--- START Records for the exercise ---
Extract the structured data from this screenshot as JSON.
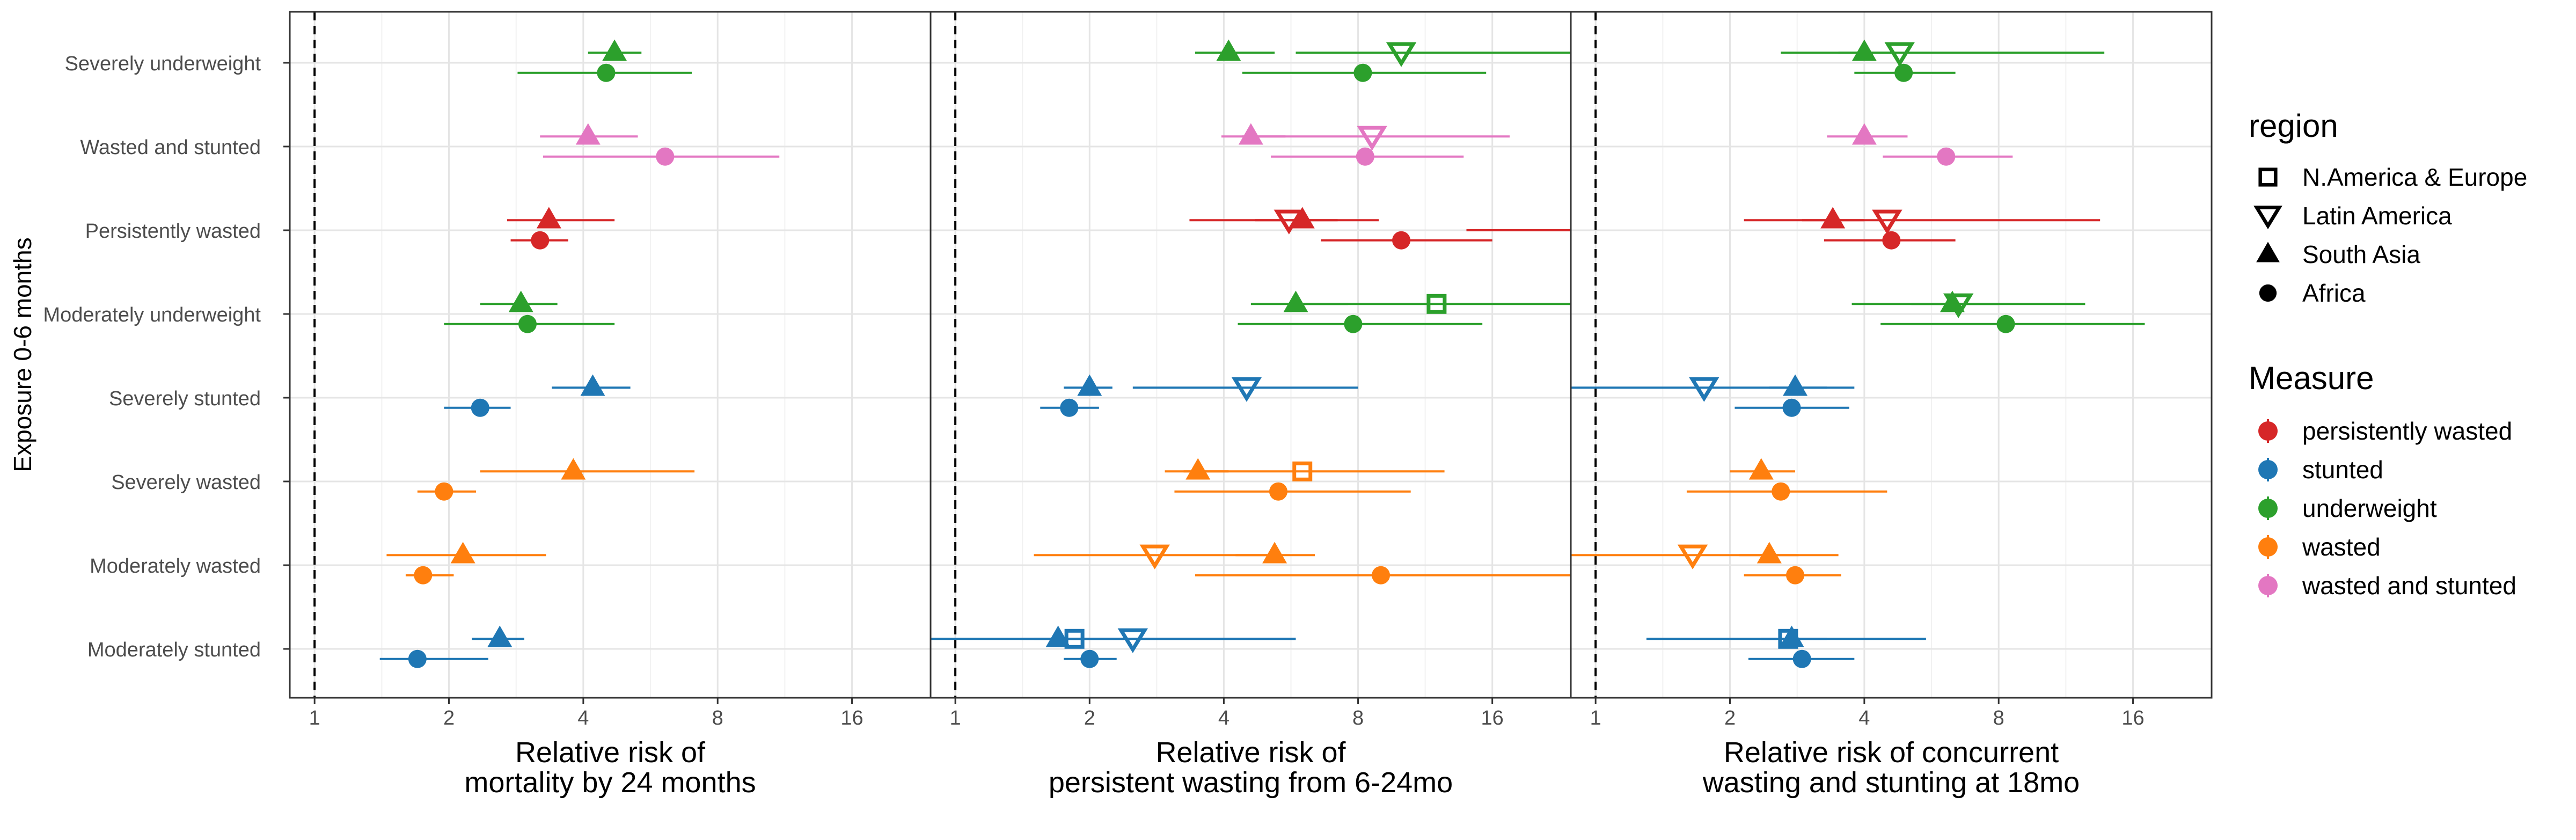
{
  "y_axis_title": "Exposure 0-6 months",
  "chart_data": {
    "type": "forest",
    "x_scale": "log2",
    "xlim": [
      0.88,
      24
    ],
    "x_ticks": [
      1,
      2,
      4,
      8,
      16
    ],
    "x_tick_labels": [
      "1",
      "2",
      "4",
      "8",
      "16"
    ],
    "reference_line": 1,
    "grid": true,
    "categories": [
      "Severely underweight",
      "Wasted and stunted",
      "Persistently wasted",
      "Moderately underweight",
      "Severely stunted",
      "Severely wasted",
      "Moderately wasted",
      "Moderately stunted"
    ],
    "region_offsets": {
      "N.America & Europe": -0.12,
      "Latin America": -0.12,
      "South Asia": -0.12,
      "Africa": 0.12
    },
    "panels": [
      {
        "xlabel_lines": [
          "Relative risk of",
          "mortality by 24 months"
        ],
        "points": [
          {
            "category": "Severely underweight",
            "region": "South Asia",
            "measure": "underweight",
            "est": 4.7,
            "lo": 4.1,
            "hi": 5.4
          },
          {
            "category": "Severely underweight",
            "region": "Africa",
            "measure": "underweight",
            "est": 4.5,
            "lo": 2.85,
            "hi": 7.0
          },
          {
            "category": "Wasted and stunted",
            "region": "South Asia",
            "measure": "wasted and stunted",
            "est": 4.1,
            "lo": 3.2,
            "hi": 5.3
          },
          {
            "category": "Wasted and stunted",
            "region": "Africa",
            "measure": "wasted and stunted",
            "est": 6.1,
            "lo": 3.25,
            "hi": 11.0
          },
          {
            "category": "Persistently wasted",
            "region": "South Asia",
            "measure": "persistently wasted",
            "est": 3.35,
            "lo": 2.7,
            "hi": 4.7
          },
          {
            "category": "Persistently wasted",
            "region": "Africa",
            "measure": "persistently wasted",
            "est": 3.2,
            "lo": 2.75,
            "hi": 3.7
          },
          {
            "category": "Moderately underweight",
            "region": "South Asia",
            "measure": "underweight",
            "est": 2.9,
            "lo": 2.35,
            "hi": 3.5
          },
          {
            "category": "Moderately underweight",
            "region": "Africa",
            "measure": "underweight",
            "est": 3.0,
            "lo": 1.95,
            "hi": 4.7
          },
          {
            "category": "Severely stunted",
            "region": "South Asia",
            "measure": "stunted",
            "est": 4.2,
            "lo": 3.4,
            "hi": 5.1
          },
          {
            "category": "Severely stunted",
            "region": "Africa",
            "measure": "stunted",
            "est": 2.35,
            "lo": 1.95,
            "hi": 2.75
          },
          {
            "category": "Severely wasted",
            "region": "South Asia",
            "measure": "wasted",
            "est": 3.8,
            "lo": 2.35,
            "hi": 7.1
          },
          {
            "category": "Severely wasted",
            "region": "Africa",
            "measure": "wasted",
            "est": 1.95,
            "lo": 1.7,
            "hi": 2.3
          },
          {
            "category": "Moderately wasted",
            "region": "South Asia",
            "measure": "wasted",
            "est": 2.15,
            "lo": 1.45,
            "hi": 3.3
          },
          {
            "category": "Moderately wasted",
            "region": "Africa",
            "measure": "wasted",
            "est": 1.75,
            "lo": 1.6,
            "hi": 2.05
          },
          {
            "category": "Moderately stunted",
            "region": "South Asia",
            "measure": "stunted",
            "est": 2.6,
            "lo": 2.25,
            "hi": 2.95
          },
          {
            "category": "Moderately stunted",
            "region": "Africa",
            "measure": "stunted",
            "est": 1.7,
            "lo": 1.4,
            "hi": 2.45
          }
        ]
      },
      {
        "xlabel_lines": [
          "Relative risk of",
          "persistent wasting from 6-24mo"
        ],
        "points": [
          {
            "category": "Severely underweight",
            "region": "Latin America",
            "measure": "underweight",
            "est": 10.0,
            "lo": 5.8,
            "hi": 24
          },
          {
            "category": "Severely underweight",
            "region": "South Asia",
            "measure": "underweight",
            "est": 4.1,
            "lo": 3.45,
            "hi": 5.2
          },
          {
            "category": "Severely underweight",
            "region": "Africa",
            "measure": "underweight",
            "est": 8.2,
            "lo": 4.4,
            "hi": 15.5
          },
          {
            "category": "Wasted and stunted",
            "region": "Latin America",
            "measure": "wasted and stunted",
            "est": 8.6,
            "lo": 4.4,
            "hi": 17.5
          },
          {
            "category": "Wasted and stunted",
            "region": "South Asia",
            "measure": "wasted and stunted",
            "est": 4.6,
            "lo": 3.95,
            "hi": 5.5
          },
          {
            "category": "Wasted and stunted",
            "region": "Africa",
            "measure": "wasted and stunted",
            "est": 8.3,
            "lo": 5.1,
            "hi": 13.8
          },
          {
            "category": "Persistently wasted",
            "region": "Latin America",
            "measure": "persistently wasted",
            "est": 5.6,
            "lo": 3.35,
            "hi": 8.9
          },
          {
            "category": "Persistently wasted",
            "region": "South Asia",
            "measure": "persistently wasted",
            "est": 6.0,
            "lo": 4.7,
            "hi": 7.2
          },
          {
            "category": "Persistently wasted",
            "region": "Africa",
            "measure": "persistently wasted",
            "est": 10.0,
            "lo": 6.6,
            "hi": 16.0
          },
          {
            "category": "Persistently wasted",
            "region": "",
            "measure": "persistently wasted",
            "est": null,
            "lo": 14.0,
            "hi": 24
          },
          {
            "category": "Moderately underweight",
            "region": "N.America & Europe",
            "measure": "underweight",
            "est": 12.0,
            "lo": 5.6,
            "hi": 24
          },
          {
            "category": "Moderately underweight",
            "region": "South Asia",
            "measure": "underweight",
            "est": 5.8,
            "lo": 4.6,
            "hi": 7.6
          },
          {
            "category": "Moderately underweight",
            "region": "Africa",
            "measure": "underweight",
            "est": 7.8,
            "lo": 4.3,
            "hi": 15.2
          },
          {
            "category": "Severely stunted",
            "region": "Latin America",
            "measure": "stunted",
            "est": 4.5,
            "lo": 2.5,
            "hi": 8.0
          },
          {
            "category": "Severely stunted",
            "region": "South Asia",
            "measure": "stunted",
            "est": 2.0,
            "lo": 1.75,
            "hi": 2.25
          },
          {
            "category": "Severely stunted",
            "region": "Africa",
            "measure": "stunted",
            "est": 1.8,
            "lo": 1.55,
            "hi": 2.1
          },
          {
            "category": "Severely wasted",
            "region": "N.America & Europe",
            "measure": "wasted",
            "est": 6.0,
            "lo": 3.25,
            "hi": 12.5
          },
          {
            "category": "Severely wasted",
            "region": "South Asia",
            "measure": "wasted",
            "est": 3.5,
            "lo": 2.95,
            "hi": 4.1
          },
          {
            "category": "Severely wasted",
            "region": "Africa",
            "measure": "wasted",
            "est": 5.3,
            "lo": 3.1,
            "hi": 10.5
          },
          {
            "category": "Moderately wasted",
            "region": "Latin America",
            "measure": "wasted",
            "est": 2.8,
            "lo": 1.5,
            "hi": 5.0
          },
          {
            "category": "Moderately wasted",
            "region": "South Asia",
            "measure": "wasted",
            "est": 5.2,
            "lo": 4.25,
            "hi": 6.4
          },
          {
            "category": "Moderately wasted",
            "region": "Africa",
            "measure": "wasted",
            "est": 9.0,
            "lo": 3.45,
            "hi": 24
          },
          {
            "category": "Moderately stunted",
            "region": "N.America & Europe",
            "measure": "stunted",
            "est": 1.85,
            "lo": 0.88,
            "hi": 5.8
          },
          {
            "category": "Moderately stunted",
            "region": "Latin America",
            "measure": "stunted",
            "est": 2.5,
            "lo": 1.4,
            "hi": 5.8
          },
          {
            "category": "Moderately stunted",
            "region": "South Asia",
            "measure": "stunted",
            "est": 1.7,
            "lo": 1.5,
            "hi": 1.95
          },
          {
            "category": "Moderately stunted",
            "region": "Africa",
            "measure": "stunted",
            "est": 2.0,
            "lo": 1.75,
            "hi": 2.3
          }
        ]
      },
      {
        "xlabel_lines": [
          "Relative risk of concurrent",
          "wasting and stunting at 18mo"
        ],
        "points": [
          {
            "category": "Severely underweight",
            "region": "Latin America",
            "measure": "underweight",
            "est": 4.8,
            "lo": 2.6,
            "hi": 13.8
          },
          {
            "category": "Severely underweight",
            "region": "South Asia",
            "measure": "underweight",
            "est": 4.0,
            "lo": 3.5,
            "hi": 4.7
          },
          {
            "category": "Severely underweight",
            "region": "Africa",
            "measure": "underweight",
            "est": 4.9,
            "lo": 3.8,
            "hi": 6.4
          },
          {
            "category": "Wasted and stunted",
            "region": "South Asia",
            "measure": "wasted and stunted",
            "est": 4.0,
            "lo": 3.3,
            "hi": 5.0
          },
          {
            "category": "Wasted and stunted",
            "region": "Africa",
            "measure": "wasted and stunted",
            "est": 6.1,
            "lo": 4.4,
            "hi": 8.6
          },
          {
            "category": "Persistently wasted",
            "region": "Latin America",
            "measure": "persistently wasted",
            "est": 4.5,
            "lo": 2.15,
            "hi": 13.5
          },
          {
            "category": "Persistently wasted",
            "region": "South Asia",
            "measure": "persistently wasted",
            "est": 3.4,
            "lo": 2.9,
            "hi": 4.0
          },
          {
            "category": "Persistently wasted",
            "region": "Africa",
            "measure": "persistently wasted",
            "est": 4.6,
            "lo": 3.25,
            "hi": 6.4
          },
          {
            "category": "Moderately underweight",
            "region": "Latin America",
            "measure": "underweight",
            "est": 6.5,
            "lo": 3.75,
            "hi": 12.5
          },
          {
            "category": "Moderately underweight",
            "region": "South Asia",
            "measure": "underweight",
            "est": 6.3,
            "lo": 5.1,
            "hi": 8.0
          },
          {
            "category": "Moderately underweight",
            "region": "Africa",
            "measure": "underweight",
            "est": 8.3,
            "lo": 4.35,
            "hi": 17.0
          },
          {
            "category": "Severely stunted",
            "region": "Latin America",
            "measure": "stunted",
            "est": 1.75,
            "lo": 0.88,
            "hi": 3.8
          },
          {
            "category": "Severely stunted",
            "region": "South Asia",
            "measure": "stunted",
            "est": 2.8,
            "lo": 2.45,
            "hi": 3.3
          },
          {
            "category": "Severely stunted",
            "region": "Africa",
            "measure": "stunted",
            "est": 2.75,
            "lo": 2.05,
            "hi": 3.7
          },
          {
            "category": "Severely wasted",
            "region": "South Asia",
            "measure": "wasted",
            "est": 2.35,
            "lo": 2.0,
            "hi": 2.8
          },
          {
            "category": "Severely wasted",
            "region": "Africa",
            "measure": "wasted",
            "est": 2.6,
            "lo": 1.6,
            "hi": 4.5
          },
          {
            "category": "Moderately wasted",
            "region": "Latin America",
            "measure": "wasted",
            "est": 1.65,
            "lo": 0.88,
            "hi": 3.5
          },
          {
            "category": "Moderately wasted",
            "region": "South Asia",
            "measure": "wasted",
            "est": 2.45,
            "lo": 2.1,
            "hi": 2.85
          },
          {
            "category": "Moderately wasted",
            "region": "Africa",
            "measure": "wasted",
            "est": 2.8,
            "lo": 2.15,
            "hi": 3.55
          },
          {
            "category": "Moderately stunted",
            "region": "N.America & Europe",
            "measure": "stunted",
            "est": 2.7,
            "lo": 1.3,
            "hi": 5.5
          },
          {
            "category": "Moderately stunted",
            "region": "South Asia",
            "measure": "stunted",
            "est": 2.75,
            "lo": 2.35,
            "hi": 3.3
          },
          {
            "category": "Moderately stunted",
            "region": "Africa",
            "measure": "stunted",
            "est": 2.9,
            "lo": 2.2,
            "hi": 3.8
          }
        ]
      }
    ],
    "legend_region": {
      "title": "region",
      "entries": [
        {
          "label": "N.America & Europe",
          "shape": "square-open"
        },
        {
          "label": "Latin America",
          "shape": "triangle-down-open"
        },
        {
          "label": "South Asia",
          "shape": "triangle-filled"
        },
        {
          "label": "Africa",
          "shape": "circle-filled"
        }
      ]
    },
    "legend_measure": {
      "title": "Measure",
      "entries": [
        {
          "label": "persistently wasted",
          "color": "#d62728"
        },
        {
          "label": "stunted",
          "color": "#1f77b4"
        },
        {
          "label": "underweight",
          "color": "#2ca02c"
        },
        {
          "label": "wasted",
          "color": "#ff7f0e"
        },
        {
          "label": "wasted and stunted",
          "color": "#e377c2"
        }
      ]
    }
  }
}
--- END Records for the exercise ---
**Task goal:** Copy every line in the listing above where the string "shape" turns up.

**Solution for this exercise:**
          "shape": "square-open"
          "shape": "triangle-down-open"
          "shape": "triangle-filled"
          "shape": "circle-filled"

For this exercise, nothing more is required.